◆ **TASK GOAL**:
Beneath this task is a listing; retype all of it exactly.

◆ **RECORDS FOR PROCESSING**:
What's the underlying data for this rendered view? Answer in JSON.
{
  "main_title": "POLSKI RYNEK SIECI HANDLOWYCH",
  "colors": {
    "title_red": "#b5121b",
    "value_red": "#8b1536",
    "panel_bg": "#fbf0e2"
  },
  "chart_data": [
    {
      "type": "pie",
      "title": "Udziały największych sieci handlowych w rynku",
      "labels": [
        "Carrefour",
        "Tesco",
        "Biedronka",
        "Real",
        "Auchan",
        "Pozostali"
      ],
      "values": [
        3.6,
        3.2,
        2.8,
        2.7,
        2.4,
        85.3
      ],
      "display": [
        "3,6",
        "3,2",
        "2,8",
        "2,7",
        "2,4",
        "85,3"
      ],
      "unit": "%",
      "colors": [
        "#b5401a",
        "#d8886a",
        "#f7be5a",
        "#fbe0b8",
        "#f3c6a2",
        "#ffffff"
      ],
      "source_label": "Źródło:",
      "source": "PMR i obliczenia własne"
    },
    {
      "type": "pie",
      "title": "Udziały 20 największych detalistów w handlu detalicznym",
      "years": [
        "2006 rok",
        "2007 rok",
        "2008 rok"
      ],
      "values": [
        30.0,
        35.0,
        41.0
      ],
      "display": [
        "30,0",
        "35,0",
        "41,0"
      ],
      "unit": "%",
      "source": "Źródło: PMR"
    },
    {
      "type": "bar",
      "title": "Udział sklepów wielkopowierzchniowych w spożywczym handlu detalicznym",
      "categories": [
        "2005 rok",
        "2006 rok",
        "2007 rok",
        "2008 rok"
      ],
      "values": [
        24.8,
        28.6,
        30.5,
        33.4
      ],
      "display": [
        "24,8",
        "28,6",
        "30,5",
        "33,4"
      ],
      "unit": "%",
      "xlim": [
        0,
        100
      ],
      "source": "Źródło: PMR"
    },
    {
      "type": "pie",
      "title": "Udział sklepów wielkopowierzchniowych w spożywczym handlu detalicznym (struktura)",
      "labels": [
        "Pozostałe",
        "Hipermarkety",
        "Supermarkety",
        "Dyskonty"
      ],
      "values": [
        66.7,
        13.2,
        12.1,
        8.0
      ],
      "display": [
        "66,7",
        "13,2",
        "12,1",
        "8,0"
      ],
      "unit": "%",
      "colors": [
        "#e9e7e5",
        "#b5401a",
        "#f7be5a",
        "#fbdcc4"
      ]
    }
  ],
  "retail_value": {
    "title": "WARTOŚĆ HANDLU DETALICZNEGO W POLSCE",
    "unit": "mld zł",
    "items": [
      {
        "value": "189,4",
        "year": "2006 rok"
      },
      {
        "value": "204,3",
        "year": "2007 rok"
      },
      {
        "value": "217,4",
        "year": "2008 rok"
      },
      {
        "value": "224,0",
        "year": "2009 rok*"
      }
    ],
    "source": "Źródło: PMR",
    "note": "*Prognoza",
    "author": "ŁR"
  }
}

◆ **RESULT OF THIS EXERCISE**:
What's the underlying data for this rendered view? Answer in JSON.
{
  "main_title": "POLSKI RYNEK SIECI HANDLOWYCH",
  "colors": {
    "title_red": "#b5121b",
    "value_red": "#8b1536",
    "panel_bg": "#fbf0e2"
  },
  "chart_data": [
    {
      "type": "pie",
      "title": "Udziały największych sieci handlowych w rynku",
      "labels": [
        "Carrefour",
        "Tesco",
        "Biedronka",
        "Real",
        "Auchan",
        "Pozostali"
      ],
      "values": [
        3.6,
        3.2,
        2.8,
        2.7,
        2.4,
        85.3
      ],
      "display": [
        "3,6",
        "3,2",
        "2,8",
        "2,7",
        "2,4",
        "85,3"
      ],
      "unit": "%",
      "colors": [
        "#b5401a",
        "#d8886a",
        "#f7be5a",
        "#fbe0b8",
        "#f3c6a2",
        "#ffffff"
      ],
      "source_label": "Źródło:",
      "source": "PMR i obliczenia własne"
    },
    {
      "type": "pie",
      "title": "Udziały 20 największych detalistów w handlu detalicznym",
      "years": [
        "2006 rok",
        "2007 rok",
        "2008 rok"
      ],
      "values": [
        30.0,
        35.0,
        41.0
      ],
      "display": [
        "30,0",
        "35,0",
        "41,0"
      ],
      "unit": "%",
      "source": "Źródło: PMR"
    },
    {
      "type": "bar",
      "title": "Udział sklepów wielkopowierzchniowych w spożywczym handlu detalicznym",
      "categories": [
        "2005 rok",
        "2006 rok",
        "2007 rok",
        "2008 rok"
      ],
      "values": [
        24.8,
        28.6,
        30.5,
        33.4
      ],
      "display": [
        "24,8",
        "28,6",
        "30,5",
        "33,4"
      ],
      "unit": "%",
      "xlim": [
        0,
        100
      ],
      "source": "Źródło: PMR"
    },
    {
      "type": "pie",
      "title": "Udział sklepów wielkopowierzchniowych w spożywczym handlu detalicznym (struktura)",
      "labels": [
        "Pozostałe",
        "Hipermarkety",
        "Supermarkety",
        "Dyskonty"
      ],
      "values": [
        66.7,
        13.2,
        12.1,
        8.0
      ],
      "display": [
        "66,7",
        "13,2",
        "12,1",
        "8,0"
      ],
      "unit": "%",
      "colors": [
        "#e9e7e5",
        "#b5401a",
        "#f7be5a",
        "#fbdcc4"
      ]
    }
  ],
  "retail_value": {
    "title": "WARTOŚĆ HANDLU DETALICZNEGO W POLSCE",
    "unit": "mld zł",
    "items": [
      {
        "value": "189,4",
        "year": "2006 rok"
      },
      {
        "value": "204,3",
        "year": "2007 rok"
      },
      {
        "value": "217,4",
        "year": "2008 rok"
      },
      {
        "value": "224,0",
        "year": "2009 rok*"
      }
    ],
    "source": "Źródło: PMR",
    "note": "*Prognoza",
    "author": "ŁR"
  }
}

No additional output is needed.